# SELECTED EXTRACT

============

Probability

Probability is the logical framework for quantifying uncertainity and randomness. Central to the subject of probability is the concept of random experiment.

Random Experiment

An experiment whose results may not be same when it is repeated is called an Random Experiment. All possible outcomes of a random experiment is represented by a set called Sample Space S

To do a random experiment we need to define a task whose outcomes are stochiastic (not deterministic). Examples of such tasks are flipping a coin, drawing a card from deck of cards etc…

When a fair coin is flipped there is a 50% chance for head or tails to appear. For a biased coin we can represent the probability to get a head by p. This is modeled by a bernoulli trial given by $P(X=x) = p^x(1 - p)^{1-x}$

In the code block below we model a Coin and visualize the outcome by flipping the coin 100 times

import numpy as np
import matplotlib.pyplot as plt

class Coin(object):
    def __init__(self, p=0.5):
        """
        p(float): Represents the probability to get a head. Fair coin by default as p=0.5
        """
        self.p = p
    def flip(self, repeat=1):
        """
        Flips the coin repeat number of times
        repeat(int): Number of times to repeat the experiment
        """
        outcomes = []
        for i in range(repeat):
            outcomes.append(np.random.binomial(1, self.p, 1)[0])
        return outcomes
    def viz(self, outcomes):
        """
        Plots a histogram of distribution
        """
        plt.figure(facecolor=(1, 1, 1))
        plt.title("Probability of getting heads or tails in n trails")
        plt.xlabel(" 0- Tails 1 - Heads")
        plt.ylabel("Number of heads or tails")
        plt.hist(outcomes, density=True, color="green")
        
coin = Coin(0.23)
coin.viz(coin.flip(100))

png

Random Variable

A random variable is a function which maps sample space S to real numbers R. Output is random because of randomness of experiment on S. So they are numerical summaries of random experiment. Consider the case of flipping a two coins at the same time. We can define a random variable X which counts the number of heads when flipped at the same time.

C1	C2	X	P(X=k)
T	T	0	0.25
T	H	1	0.25
H	T	1	0.25
H	H	2	0.25

P(X=0) = P(T, T) = 0.25

P(X=1) = P(H, T) + P(T, H) = 0.25 + 0.25 = 0.5

P(X=2) = P(H, H) = 0.25

P(X=k) is probability mass function (P.M.F). Cumulative distribution function tells if a random will have a value less than or equal to k.

============

# WORK TO DO
(a) In the probability text, what is the set of all possible outcomes of a random experiment called?
(b) Reproduce word for word everything in the probability text from "P(X=0) = P(T, T)" down to "equal to k.".

============

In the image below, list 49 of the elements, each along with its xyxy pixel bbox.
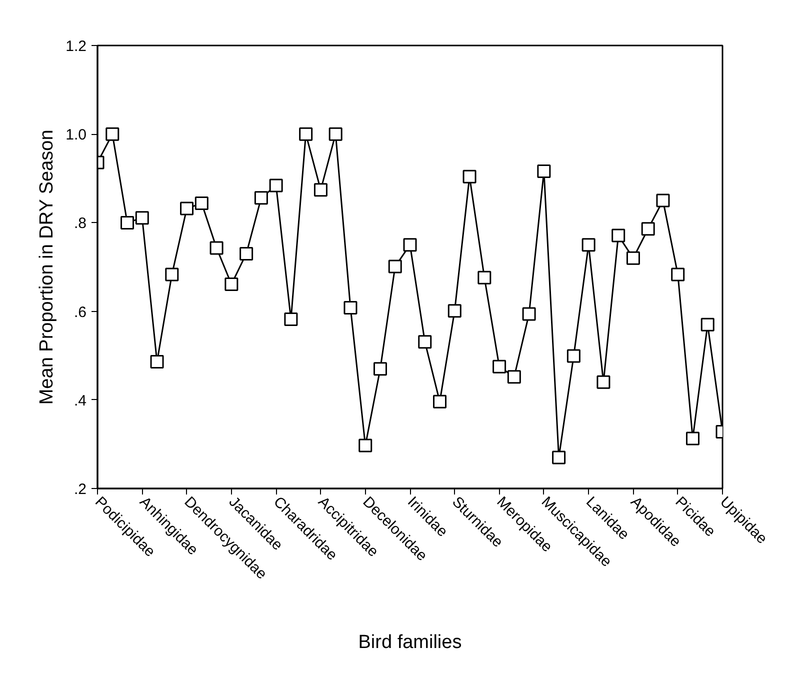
point — [403, 238, 417, 252]
point — [106, 127, 120, 141]
point — [537, 164, 551, 178]
point — [299, 127, 313, 141]
point — [686, 432, 700, 446]
y-tick-label: 1.0 — [66, 126, 87, 144]
point — [462, 170, 476, 184]
point — [612, 228, 626, 242]
point — [254, 191, 268, 205]
point — [671, 268, 685, 282]
y-tick-label: 1.2 — [66, 38, 87, 55]
point — [388, 260, 402, 274]
point — [344, 301, 358, 315]
y-tick-label: .2 — [74, 481, 87, 498]
point — [269, 178, 283, 192]
point — [373, 362, 387, 376]
point — [641, 222, 655, 236]
point — [284, 312, 298, 326]
point — [433, 394, 447, 408]
point — [700, 318, 714, 332]
point — [224, 278, 238, 292]
point — [626, 251, 640, 265]
point — [418, 335, 432, 349]
point — [582, 238, 596, 252]
point — [240, 246, 254, 260]
point — [328, 127, 342, 141]
point — [492, 360, 506, 374]
point — [150, 355, 164, 369]
point — [478, 270, 492, 284]
point — [165, 268, 179, 282]
point — [120, 216, 134, 230]
point — [656, 194, 670, 208]
y-tick-label: .4 — [74, 392, 87, 410]
point — [180, 202, 194, 216]
point — [596, 375, 610, 389]
y-axis-title: Mean Proportion in DRY Season — [36, 130, 58, 405]
point — [507, 370, 521, 384]
y-tick-label: .6 — [74, 304, 87, 321]
point — [566, 349, 580, 363]
point — [210, 241, 224, 255]
point — [135, 211, 149, 225]
point — [522, 307, 536, 321]
y-tick-label: .8 — [74, 215, 87, 232]
point — [194, 196, 208, 210]
point — [314, 183, 328, 197]
x-axis-title: Bird families — [358, 632, 462, 653]
point — [552, 450, 566, 464]
point — [448, 304, 462, 318]
point — [358, 438, 372, 452]
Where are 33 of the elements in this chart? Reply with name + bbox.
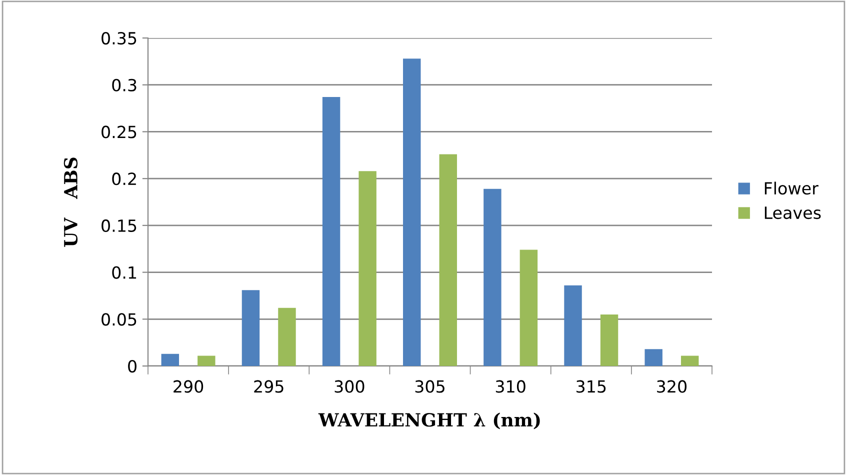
legend-label: Flower [764,182,818,195]
bar [484,188,502,366]
y-tick-label: 0.15 [102,219,136,232]
bar [198,356,216,366]
x-tick-label: 295 [254,380,284,393]
bar [278,308,296,366]
bar [403,58,421,366]
bar [680,356,699,366]
bar [564,285,582,366]
x-tick-label: 300 [334,380,364,393]
y-tick-label: 0 [128,360,136,373]
x-axis-title: WAVELENGHT λ (nm) [318,412,540,430]
legend-label: Leaves [764,206,821,220]
x-tick-label: 290 [174,380,204,393]
x-tick-label: 310 [496,380,526,393]
y-tick-label: 0.05 [102,313,136,326]
y-tick-label: 0.3 [112,78,136,92]
y-tick-label: 0.1 [112,266,136,279]
bar [644,349,662,366]
bar [439,154,457,366]
y-tick-label: 0.35 [102,32,136,45]
x-tick-label: 320 [657,380,687,393]
y-axis-title: UV ABS [64,158,78,247]
bar [242,290,260,366]
y-tick-label: 0.2 [112,172,136,186]
bar [520,250,538,366]
x-tick-label: 305 [415,380,444,393]
bar [322,97,340,366]
y-tick-label: 0.25 [102,126,136,138]
bar [600,314,618,366]
bar [161,354,180,366]
x-tick-label: 315 [576,380,606,393]
bar [358,171,376,366]
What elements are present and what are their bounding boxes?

============

# SOLVED TASKS
(a) Sample Space S

(b)
P(X=0) = P(T, T) = 0.25

P(X=1) = P(H, T) + P(T, H) = 0.25 + 0.25 = 0.5

P(X=2) = P(H, H) = 0.25

P(X=k) is probability mass function (P.M.F). Cumulative distribution function tells if a random will have a value less than or equal to k.